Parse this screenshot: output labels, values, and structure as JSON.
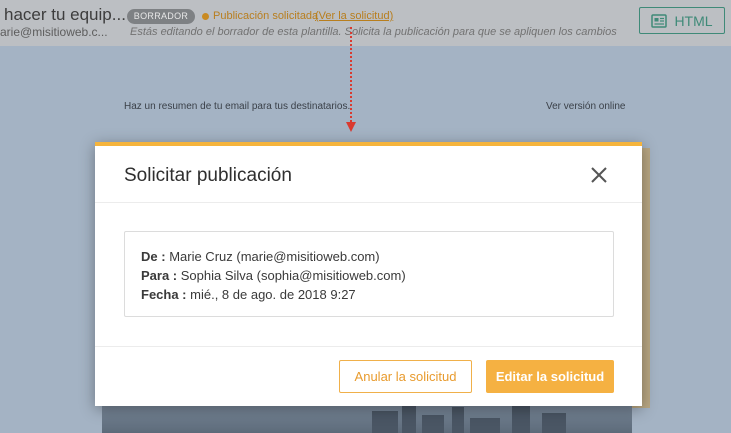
{
  "header": {
    "title": "hacer tu equip...",
    "email": "arie@misitioweb.c...",
    "badge": "BORRADOR",
    "status": "Publicación solicitada",
    "status_link": "(Ver la solicitud)",
    "note": "Estás editando el borrador de esta plantilla. Solicita la publicación para que se apliquen los cambios e",
    "html_button": "HTML",
    "status_color": "#c98a22",
    "accent_color": "#3f8a78"
  },
  "preview": {
    "summary_text": "Haz un resumen de tu email para tus destinatarios.",
    "online_link": "Ver versión online"
  },
  "modal": {
    "title": "Solicitar publicación",
    "from_label": "De :",
    "from_value": "Marie Cruz (marie@misitioweb.com)",
    "to_label": "Para :",
    "to_value": "Sophia Silva (sophia@misitioweb.com)",
    "date_label": "Fecha :",
    "date_value": "mié., 8 de ago. de 2018 9:27",
    "cancel_button": "Anular la solicitud",
    "edit_button": "Editar la solicitud",
    "accent_color": "#f5b43c"
  },
  "icons": {
    "close": "close-icon",
    "html": "html-document-icon",
    "status": "status-dot-icon"
  }
}
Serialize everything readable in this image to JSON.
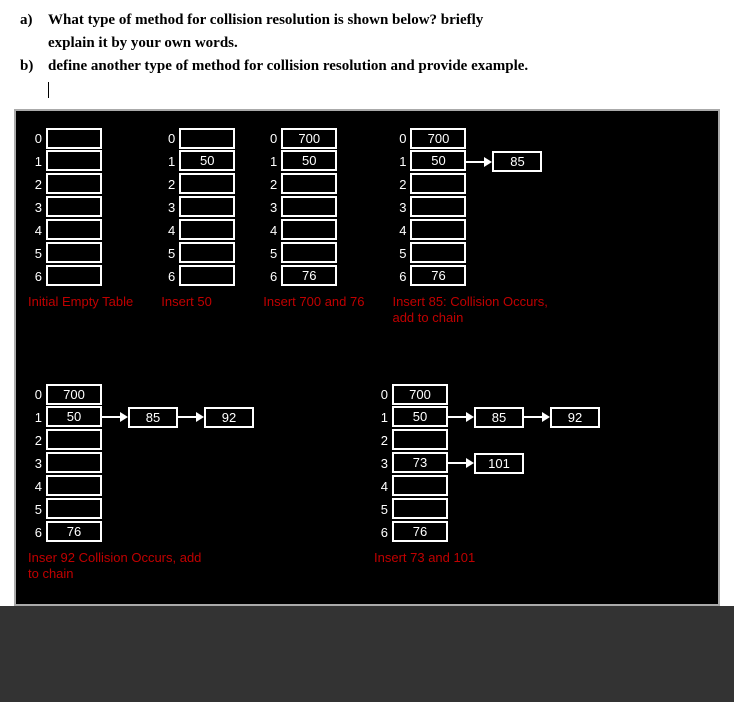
{
  "question": {
    "a_marker": "a)",
    "a_text_line1": "What type of method for collision resolution is shown below? briefly",
    "a_text_line2": "explain it by your own words.",
    "b_marker": "b)",
    "b_text": "define another type of method for collision resolution and provide example."
  },
  "indices": [
    "0",
    "1",
    "2",
    "3",
    "4",
    "5",
    "6"
  ],
  "row1": {
    "p1": {
      "cells": [
        "",
        "",
        "",
        "",
        "",
        "",
        ""
      ],
      "caption": "Initial Empty Table"
    },
    "p2": {
      "cells": [
        "",
        "50",
        "",
        "",
        "",
        "",
        ""
      ],
      "caption": "Insert 50"
    },
    "p3": {
      "cells": [
        "700",
        "50",
        "",
        "",
        "",
        "",
        "76"
      ],
      "caption": "Insert 700 and 76"
    },
    "p4": {
      "cells": [
        "700",
        "50",
        "",
        "",
        "",
        "",
        "76"
      ],
      "chain1": [
        "85"
      ],
      "caption": "Insert 85: Collision Occurs, add to chain"
    }
  },
  "row2": {
    "p5": {
      "cells": [
        "700",
        "50",
        "",
        "",
        "",
        "",
        "76"
      ],
      "chain1": [
        "85",
        "92"
      ],
      "caption": "Inser 92  Collision Occurs, add to chain"
    },
    "p6": {
      "cells": [
        "700",
        "50",
        "",
        "73",
        "",
        "",
        "76"
      ],
      "chain1": [
        "85",
        "92"
      ],
      "chain3": [
        "101"
      ],
      "caption": "Insert 73 and 101"
    }
  }
}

+ + + +

Every line of the listing that holds "resolution" should be found and copied.

TASK RESPONSE:
    "a_text_line1": "What type of method for collision resolution is shown below? briefly",
    "b_text": "define another type of method for collision resolution and provide example."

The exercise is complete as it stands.